### ABOUT THIS EXERCISE
Go through the listing and return every line with "page" in it.

========

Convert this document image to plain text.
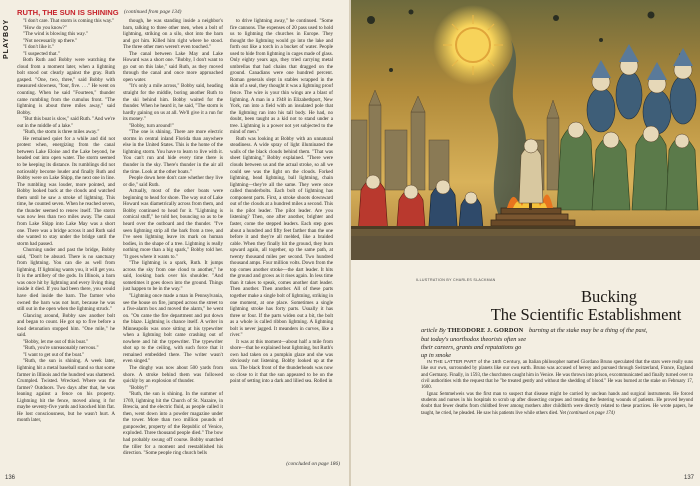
PLAYBOY
RUTH, THE SUN IS SHINING (continued from page 134)

"I don't care. That storm is coming this way."

"How do you know?"

"The wind is blowing this way."

"Not necessarily up there."

"I don't like it."

"I suspected that."

Both Ruth and Bobby were watching the cloud from a moment later, when a lightning bolt stood out clearly against the gray. Ruth gasped. "One, two, three," said Bobby with measured slowness, "four, five. . . ." He went on counting. When he said "Fourteen," thunder came rumbling from the cumulus front. "The lightning is about three miles away," said Bobby.

"But this boat is slow," said Ruth. "And we're out in the middle of a lake."

"Ruth, the storm is three miles away."

He remained quiet for a while and did not protest when, energizing from the canal between Lake Eloise and the Lake beyond, he headed out into open water. The storm seemed to be keeping its distance. Its rumblings did not noticeably become louder and finally Ruth and Bobby were on Lake Shipp, the next one in line. The rumbling was louder, more pointed, and Bobby looked back at the clouds and watched them until he saw a stroke of lightning. This time, he counted seven. When he reached seven, the thunder seemed to renew itself. The storm was now less than two miles away. The canal from Lake Shipp into Lake May was a short one. There was a bridge across it and Ruth said she wanted to stay under the bridge until the storm had passed.

Churning under and past the bridge, Bobby said, "Don't be absurd. There is no sanctuary from lightning. You can die as well from lightning. If lightning wants you, it will get you. It is the artillery of the gods. In Illinois, a barn was once hit by lightning and every living thing inside it died. If you had been there, you would have died inside the barn. The farmer who owned the barn was not hurt, because he was still out in the open when the lightning struck."

Glancing around, Bobby saw another bolt and began to count. He got up to five before a loud detonation stopped him. "One mile," he said.

"Bobby, let me out of this boat."

"Ruth, you're unreasonably nervous."

"I want to get out of the boat."

"Ruth, the sun is shining. A week later, lightning hit a metal baseball stand so that some farmer in Illinois and the hundred was shattered. Crumpled. Twisted. Wrecked. Where was the farmer? Outdoors. Two days after that, he was leaning against a fence on his property. Lightning hit the fence, moved along it for maybe seventy-five yards and knocked him flat. He lost consciousness, but he wasn't hurt. A month later,

though, he was standing inside a neighbor's barn, talking to three other men, when a bolt of lightning, striking on a silo, shot into the barn and got him. Killed him right where he stood. The three other men weren't even touched."

The canal between Lake May and Lake Howard was a short one. "Bobby, I don't want to go out on this lake," said Ruth, as they moved through the canal and once more approached open water.

"It's only a mile across," Bobby said, heading straight for the middle, boring another Ruth to the ski behind him. Bobby waited for the thunder. When he heard it, he said, "The storm is hardly gaining on us at all. We'll give it a run for its money."

"Bobby, turn around!"

"The one is shining. There are more electric storms in central inland Florida than anywhere else in the United States. This is the home of the lightning storm. You have to learn to live with it. You can't run and hide every time there is thunder in the sky. There's thunder in the air all the time. Look at the other boats."

People down here don't care whether they live or die," said Ruth.

Actually, most of the other boats were beginning to head for shore. The way out of Lake Howard was diametrically across from them, and Bobby continued to head for it. "Lightning is comical stuff," he told her, bouncing so as to be heard over the outboard and the thunder. "I've seen lightning strip all the bark from a tree, and I've seen lightning leave its mark on human bodies, in the shape of a tree. Lightning is really nothing more than a big spark," Bobby told her. "It goes where it wants to."

"The lightning is a spark, Ruth. It jumps across the sky from one cloud to another," he said, looking back over his shoulder. "And sometimes it goes down into the ground. Things just happen to be in the way."

"Lightning once made a man in Pennsylvania, see the house on fire, jumped across the street to a five-alarm box and moved the alarm," he went on. "On came the fire department and put down the blaze. Lightning is chance itself. A writer in Minneapolis was once sitting at his typewriter when a lightning bolt came crashing out of nowhere and hit the typewriter. The typewriter shot up to the ceiling, with such force that it remained embedded there. The writer wasn't even singed."

The dinghy was now about 500 yards from shore. A stroke behind them was followed quickly by an explosion of thunder.

"Bobby!"

"Ruth, the sun is shining. In the summer of 1769, lightning hit the Church of St. Nazaire, in Brescia, and the electric fluid, as people called it then, went down into a powder magazine under the tower. More than two million pounds of gunpowder, property of the Republic of Venice, exploded. Three thousand people died." The bow had probably swung off course. Bobby snatched the tiller for a moment and reestablished his direction. "Some people ring church bells

to drive lightning away," he continued. "Some fire cannons. The expenses of 20 pass used to hold us to lightning the churches in Europe. They thought the lightning would go into the lake and forth out like a torch in a bucket of water. People used to hide from lightning in cages made of glass. Only eighty years ago, they tried carrying metal umbrellas that had chains that dragged on the ground. Canadians were one hundred percent. Roman generals slept in stables wrapped in the skin of a seal, they thought it was a lightning proof fence. The wire is your thin wings are a blast of lightning. A man in a 1948 in Elizabethport, New York, ran into a field with an insulated pole that the lightning ran into his tall body. He had, no doubt, been taught as a kid not to stand under a tree. Lightning is a power not yet subjected to the mind of men."

Ruth was looking at Bobby with an unnatural steadiness. A wide spray of light illuminated the walls of the black clouds behind them. "That was sheet lightning," Bobby explained. "There were clouds between us and the actual stroke, so all we could see was the light on the clouds. Forked lightning, bead lightning, ball lightning, chain lightning—they're all the same. They were once called thunderbolts. Each bolt of lightning has component parts. First, a stroke shoots downward out of the clouds at a hundred miles a second. This is the pilot leader. The pilot leader. Are you listening? Then, one after another, brighter and faster, come the stepped leaders. Each step goes about a hundred and fifty feet farther than the one before it and they're all melded, like a braided cable. When they finally hit the ground, they burn upward again, all together, up the same path, at twenty thousand miles per second. Two hundred thousand amps. Four million volts. Down from the top comes another stroke—the dart leader. It hits the ground and grows as it rises again. In less time than it takes to speak, comes another dart leader. Then another. Then another. All of these parts together make a single bolt of lightning, striking in one moment, at one place. Sometimes a single lightning stroke has forty parts. Usually it has three or four. If the parts widen out a bit, the bolt as a whole is called ribbon lightning. A lightning bolt is never jagged. It meanders in curves, like a river."

It was at this moment—about half a mile from shore—that he explained heat lightning, but Ruth's own had taken on a pumpkin glaze and she was obviously not listening. Bobby looked up at the sun. The black front of the thunderheads was now so close to it that the sun appeared to be on the point of setting into a dark and lilied sea. Rolled in

(concluded on page 186)
136
ILLUSTRATION BY CHARLES SLACKMAN
Bucking
The Scientific Establishment
article By THEODORE J. GORDON burning at the stake may be a thing of the past,
but today's unorthodox theorists often see their careers, grants and reputations go up in smoke

IN THE LATTER PART of the 16th Century, an Italian philosopher named Giordano Bruno speculated that the stars were really suns like our own, surrounded by planets like our own earth. Bruno was accused of heresy and pursued through Switzerland, France, England and Germany. Finally, in 1593, the churchmen caught him in Venice. He was thrown into prison, excommunicated and finally turned over to civil authorities with the request that he "be treated gently and without the shedding of blood." He was burned at the stake on February 17, 1600.

Ignaz Semmelweis was the first man to suspect that disease might be carried by unclean hands and surgical instruments. He forced students and nurses in his hospitals to scrub up after dissecting corpses and treating the festering wounds of patients. He proved beyond doubt that fewer deaths from childbed fever among mothers after childbirth were directly related to these practices. He wrote papers, he taught, he cried, he pleaded. He saw his patients live while others died. Yet (continued on page 174)

137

========

### COMPLETED TASK
RUTH, THE SUN IS SHINING (continued from page 134)
(concluded on page 186)
Ignaz Semmelweis was the first man to suspect that disease might be carried by unclean hands and surgical instruments. He forced students and nurses in his hospitals to scrub up after dissecting corpses and treating the festering wounds of patients. He proved beyond doubt that fewer deaths from childbed fever among mothers after childbirth were directly related to these practices. He wrote papers, he taught, he cried, he pleaded. He saw his patients live while others died. Yet (continued on page 174)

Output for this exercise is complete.